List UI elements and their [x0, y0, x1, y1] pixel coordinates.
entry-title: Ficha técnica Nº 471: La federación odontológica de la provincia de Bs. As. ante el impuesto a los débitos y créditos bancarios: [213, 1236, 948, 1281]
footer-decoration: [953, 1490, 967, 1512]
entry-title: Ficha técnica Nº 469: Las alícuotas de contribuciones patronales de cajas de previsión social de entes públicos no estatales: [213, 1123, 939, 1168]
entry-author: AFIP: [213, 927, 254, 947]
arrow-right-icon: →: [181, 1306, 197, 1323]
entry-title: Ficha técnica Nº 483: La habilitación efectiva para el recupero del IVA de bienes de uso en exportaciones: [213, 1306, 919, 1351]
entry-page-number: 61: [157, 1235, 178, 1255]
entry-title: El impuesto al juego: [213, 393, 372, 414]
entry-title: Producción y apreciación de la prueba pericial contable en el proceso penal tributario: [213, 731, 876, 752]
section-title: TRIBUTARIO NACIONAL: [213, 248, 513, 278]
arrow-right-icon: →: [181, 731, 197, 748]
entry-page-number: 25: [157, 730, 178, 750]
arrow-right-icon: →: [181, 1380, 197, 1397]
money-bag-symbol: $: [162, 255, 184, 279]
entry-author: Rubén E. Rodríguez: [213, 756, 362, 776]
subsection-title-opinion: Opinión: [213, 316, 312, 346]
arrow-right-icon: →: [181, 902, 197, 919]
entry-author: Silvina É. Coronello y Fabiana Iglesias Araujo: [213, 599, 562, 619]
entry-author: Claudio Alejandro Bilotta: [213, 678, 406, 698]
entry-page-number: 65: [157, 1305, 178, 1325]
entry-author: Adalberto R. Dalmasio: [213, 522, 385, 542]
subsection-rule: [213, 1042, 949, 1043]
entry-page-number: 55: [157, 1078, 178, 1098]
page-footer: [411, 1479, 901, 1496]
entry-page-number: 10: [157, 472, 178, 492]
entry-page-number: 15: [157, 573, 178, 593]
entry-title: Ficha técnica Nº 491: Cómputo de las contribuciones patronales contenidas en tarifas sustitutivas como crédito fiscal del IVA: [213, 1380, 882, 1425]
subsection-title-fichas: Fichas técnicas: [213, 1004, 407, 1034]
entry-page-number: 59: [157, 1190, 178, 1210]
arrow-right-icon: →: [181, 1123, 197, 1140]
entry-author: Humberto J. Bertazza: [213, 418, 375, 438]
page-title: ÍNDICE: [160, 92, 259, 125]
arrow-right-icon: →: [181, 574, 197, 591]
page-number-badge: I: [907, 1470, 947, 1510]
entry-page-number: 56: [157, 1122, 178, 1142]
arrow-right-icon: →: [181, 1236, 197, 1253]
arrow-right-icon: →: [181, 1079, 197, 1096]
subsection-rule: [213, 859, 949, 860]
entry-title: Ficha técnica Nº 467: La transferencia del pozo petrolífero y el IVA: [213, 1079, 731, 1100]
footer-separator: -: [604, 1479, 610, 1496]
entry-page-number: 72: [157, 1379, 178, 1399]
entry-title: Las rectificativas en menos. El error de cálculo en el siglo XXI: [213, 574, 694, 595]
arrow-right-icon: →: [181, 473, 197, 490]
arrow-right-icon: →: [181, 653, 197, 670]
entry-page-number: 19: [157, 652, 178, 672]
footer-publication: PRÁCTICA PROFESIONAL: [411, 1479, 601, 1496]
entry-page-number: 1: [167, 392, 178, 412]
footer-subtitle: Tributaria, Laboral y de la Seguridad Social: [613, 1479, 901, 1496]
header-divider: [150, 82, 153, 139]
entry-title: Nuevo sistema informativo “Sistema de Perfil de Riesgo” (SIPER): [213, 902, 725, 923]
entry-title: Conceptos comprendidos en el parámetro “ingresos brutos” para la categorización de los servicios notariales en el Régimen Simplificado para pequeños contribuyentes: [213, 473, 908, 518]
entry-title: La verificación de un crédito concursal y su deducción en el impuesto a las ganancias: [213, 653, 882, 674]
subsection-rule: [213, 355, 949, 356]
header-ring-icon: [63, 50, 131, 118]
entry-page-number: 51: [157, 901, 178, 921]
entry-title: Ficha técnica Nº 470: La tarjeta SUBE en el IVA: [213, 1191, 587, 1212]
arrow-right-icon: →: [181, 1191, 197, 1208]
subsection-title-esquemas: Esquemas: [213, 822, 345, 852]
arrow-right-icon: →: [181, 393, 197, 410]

---

▶ [Exercise requirements] Rewrite every line of the records above as a JSON list of strings, one string per line, omitting any blank lines.

▶ [Answer to this exercise]
[
  "List UI elements and their [x0, y0, x1, y1] pixel coordinates.",
  "entry-title: Ficha técnica Nº 471: La federación odontológica de la provincia de Bs. As. ante el impuesto a los débitos y créditos bancarios: [213, 1236, 948, 1281]",
  "footer-decoration: [953, 1490, 967, 1512]",
  "entry-title: Ficha técnica Nº 469: Las alícuotas de contribuciones patronales de cajas de previsión social de entes públicos no estatales: [213, 1123, 939, 1168]",
  "entry-author: AFIP: [213, 927, 254, 947]",
  "arrow-right-icon: →: [181, 1306, 197, 1323]",
  "entry-title: Ficha técnica Nº 483: La habilitación efectiva para el recupero del IVA de bienes de uso en exportaciones: [213, 1306, 919, 1351]",
  "entry-page-number: 61: [157, 1235, 178, 1255]",
  "entry-title: El impuesto al juego: [213, 393, 372, 414]",
  "entry-title: Producción y apreciación de la prueba pericial contable en el proceso penal tributario: [213, 731, 876, 752]",
  "section-title: TRIBUTARIO NACIONAL: [213, 248, 513, 278]",
  "arrow-right-icon: →: [181, 731, 197, 748]",
  "entry-page-number: 25: [157, 730, 178, 750]",
  "arrow-right-icon: →: [181, 1380, 197, 1397]",
  "money-bag-symbol: $: [162, 255, 184, 279]",
  "entry-author: Rubén E. Rodríguez: [213, 756, 362, 776]",
  "subsection-title-opinion: Opinión: [213, 316, 312, 346]",
  "arrow-right-icon: →: [181, 902, 197, 919]",
  "entry-author: Silvina É. Coronello y Fabiana Iglesias Araujo: [213, 599, 562, 619]",
  "entry-author: Claudio Alejandro Bilotta: [213, 678, 406, 698]",
  "entry-page-number: 65: [157, 1305, 178, 1325]",
  "entry-author: Adalberto R. Dalmasio: [213, 522, 385, 542]",
  "subsection-rule: [213, 1042, 949, 1043]",
  "entry-page-number: 55: [157, 1078, 178, 1098]",
  "page-footer: [411, 1479, 901, 1496]",
  "entry-page-number: 10: [157, 472, 178, 492]",
  "entry-page-number: 15: [157, 573, 178, 593]",
  "entry-title: Ficha técnica Nº 491: Cómputo de las contribuciones patronales contenidas en tarifas sustitutivas como crédito fiscal del IVA: [213, 1380, 882, 1425]",
  "subsection-title-fichas: Fichas técnicas: [213, 1004, 407, 1034]",
  "entry-page-number: 59: [157, 1190, 178, 1210]",
  "arrow-right-icon: →: [181, 1123, 197, 1140]",
  "entry-author: Humberto J. Bertazza: [213, 418, 375, 438]",
  "page-title: ÍNDICE: [160, 92, 259, 125]",
  "arrow-right-icon: →: [181, 574, 197, 591]",
  "page-number-badge: I: [907, 1470, 947, 1510]",
  "entry-page-number: 56: [157, 1122, 178, 1142]",
  "arrow-right-icon: →: [181, 1236, 197, 1253]",
  "arrow-right-icon: →: [181, 1079, 197, 1096]",
  "subsection-rule: [213, 859, 949, 860]",
  "entry-title: Ficha técnica Nº 467: La transferencia del pozo petrolífero y el IVA: [213, 1079, 731, 1100]",
  "footer-separator: -: [604, 1479, 610, 1496]",
  "entry-page-number: 72: [157, 1379, 178, 1399]",
  "entry-title: Las rectificativas en menos. El error de cálculo en el siglo XXI: [213, 574, 694, 595]",
  "arrow-right-icon: →: [181, 473, 197, 490]",
  "arrow-right-icon: →: [181, 653, 197, 670]",
  "entry-page-number: 19: [157, 652, 178, 672]",
  "footer-publication: PRÁCTICA PROFESIONAL: [411, 1479, 601, 1496]",
  "entry-page-number: 1: [167, 392, 178, 412]",
  "footer-subtitle: Tributaria, Laboral y de la Seguridad Social: [613, 1479, 901, 1496]",
  "header-divider: [150, 82, 153, 139]",
  "entry-title: Nuevo sistema informativo “Sistema de Perfil de Riesgo” (SIPER): [213, 902, 725, 923]",
  "entry-title: Conceptos comprendidos en el parámetro “ingresos brutos” para la categorización de los servicios notariales en el Régimen Simplificado para pequeños contribuyentes: [213, 473, 908, 518]",
  "entry-title: La verificación de un crédito concursal y su deducción en el impuesto a las ganancias: [213, 653, 882, 674]",
  "subsection-rule: [213, 355, 949, 356]",
  "header-ring-icon: [63, 50, 131, 118]",
  "entry-page-number: 51: [157, 901, 178, 921]",
  "entry-title: Ficha técnica Nº 470: La tarjeta SUBE en el IVA: [213, 1191, 587, 1212]",
  "arrow-right-icon: →: [181, 1191, 197, 1208]",
  "subsection-title-esquemas: Esquemas: [213, 822, 345, 852]",
  "arrow-right-icon: →: [181, 393, 197, 410]"
]